**Task directions:** Your answer should be a single number: the count of lines in the material below that hold "JSON".

########

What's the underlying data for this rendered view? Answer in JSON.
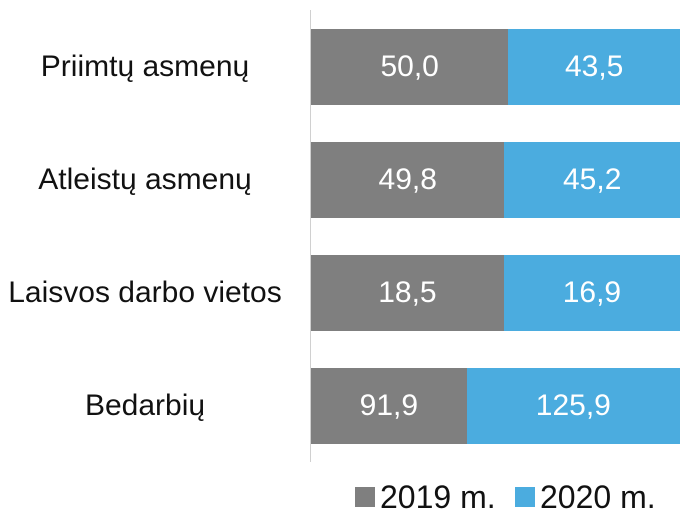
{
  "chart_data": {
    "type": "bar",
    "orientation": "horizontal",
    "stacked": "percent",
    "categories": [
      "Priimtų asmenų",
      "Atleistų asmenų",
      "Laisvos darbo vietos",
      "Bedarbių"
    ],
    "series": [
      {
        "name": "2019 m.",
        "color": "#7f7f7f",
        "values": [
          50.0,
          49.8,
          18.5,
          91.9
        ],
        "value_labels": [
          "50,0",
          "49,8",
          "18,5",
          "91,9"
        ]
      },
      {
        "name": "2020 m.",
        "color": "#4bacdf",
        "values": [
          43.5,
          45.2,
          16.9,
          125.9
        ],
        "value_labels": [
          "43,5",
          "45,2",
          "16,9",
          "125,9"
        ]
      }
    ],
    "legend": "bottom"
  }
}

########

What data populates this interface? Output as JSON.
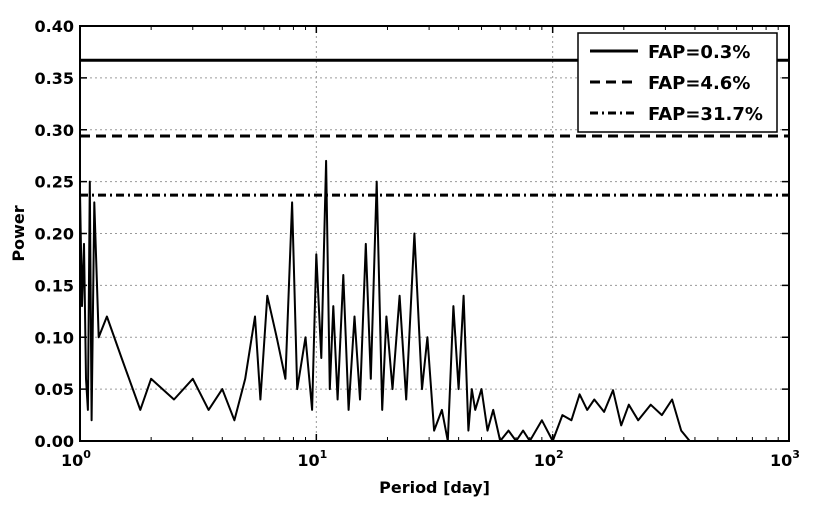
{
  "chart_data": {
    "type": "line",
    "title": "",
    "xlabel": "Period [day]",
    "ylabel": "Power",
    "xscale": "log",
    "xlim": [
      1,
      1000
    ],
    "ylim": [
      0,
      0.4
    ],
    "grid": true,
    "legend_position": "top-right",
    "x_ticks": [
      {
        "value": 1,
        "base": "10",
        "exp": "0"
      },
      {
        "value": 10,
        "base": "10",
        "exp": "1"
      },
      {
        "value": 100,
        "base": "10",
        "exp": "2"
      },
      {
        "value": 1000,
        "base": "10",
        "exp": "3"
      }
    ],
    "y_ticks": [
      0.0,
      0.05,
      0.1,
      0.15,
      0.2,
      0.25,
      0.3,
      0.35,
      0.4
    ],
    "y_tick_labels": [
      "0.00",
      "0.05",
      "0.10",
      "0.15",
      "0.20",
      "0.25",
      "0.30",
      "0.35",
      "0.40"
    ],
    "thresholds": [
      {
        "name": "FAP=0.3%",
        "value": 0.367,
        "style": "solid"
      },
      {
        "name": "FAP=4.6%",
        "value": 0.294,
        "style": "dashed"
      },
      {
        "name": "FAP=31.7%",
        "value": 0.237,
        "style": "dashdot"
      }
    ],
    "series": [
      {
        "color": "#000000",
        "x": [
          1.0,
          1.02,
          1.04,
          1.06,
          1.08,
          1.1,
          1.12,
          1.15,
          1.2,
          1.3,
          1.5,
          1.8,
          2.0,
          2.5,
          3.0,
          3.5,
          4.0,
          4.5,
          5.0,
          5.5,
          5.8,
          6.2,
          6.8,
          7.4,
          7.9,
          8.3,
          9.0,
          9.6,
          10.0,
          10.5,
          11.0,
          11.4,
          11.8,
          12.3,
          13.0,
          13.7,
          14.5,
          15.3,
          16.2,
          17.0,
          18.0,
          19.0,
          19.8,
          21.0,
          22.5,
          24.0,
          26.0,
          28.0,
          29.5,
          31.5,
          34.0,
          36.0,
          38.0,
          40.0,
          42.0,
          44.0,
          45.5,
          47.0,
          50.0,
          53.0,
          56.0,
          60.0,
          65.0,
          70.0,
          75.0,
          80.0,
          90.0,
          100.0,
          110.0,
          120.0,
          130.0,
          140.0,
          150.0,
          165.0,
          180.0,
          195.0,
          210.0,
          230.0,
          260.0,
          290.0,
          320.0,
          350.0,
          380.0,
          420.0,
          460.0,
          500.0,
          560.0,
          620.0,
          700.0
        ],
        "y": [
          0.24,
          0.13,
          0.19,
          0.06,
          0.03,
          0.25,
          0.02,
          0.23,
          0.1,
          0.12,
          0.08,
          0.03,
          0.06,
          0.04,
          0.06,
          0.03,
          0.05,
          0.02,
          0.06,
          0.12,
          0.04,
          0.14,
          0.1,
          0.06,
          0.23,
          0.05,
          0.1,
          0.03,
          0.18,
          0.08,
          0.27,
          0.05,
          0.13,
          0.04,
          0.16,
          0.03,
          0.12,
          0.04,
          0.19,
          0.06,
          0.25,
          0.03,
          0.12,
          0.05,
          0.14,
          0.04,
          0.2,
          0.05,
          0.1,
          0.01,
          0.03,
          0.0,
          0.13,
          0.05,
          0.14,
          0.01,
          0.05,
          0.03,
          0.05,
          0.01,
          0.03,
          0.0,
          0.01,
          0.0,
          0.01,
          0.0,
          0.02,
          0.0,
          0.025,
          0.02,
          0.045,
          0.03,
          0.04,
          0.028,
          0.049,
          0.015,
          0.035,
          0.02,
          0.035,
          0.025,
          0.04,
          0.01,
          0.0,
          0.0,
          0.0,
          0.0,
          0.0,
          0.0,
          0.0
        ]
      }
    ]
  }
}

########

**The answer:** 2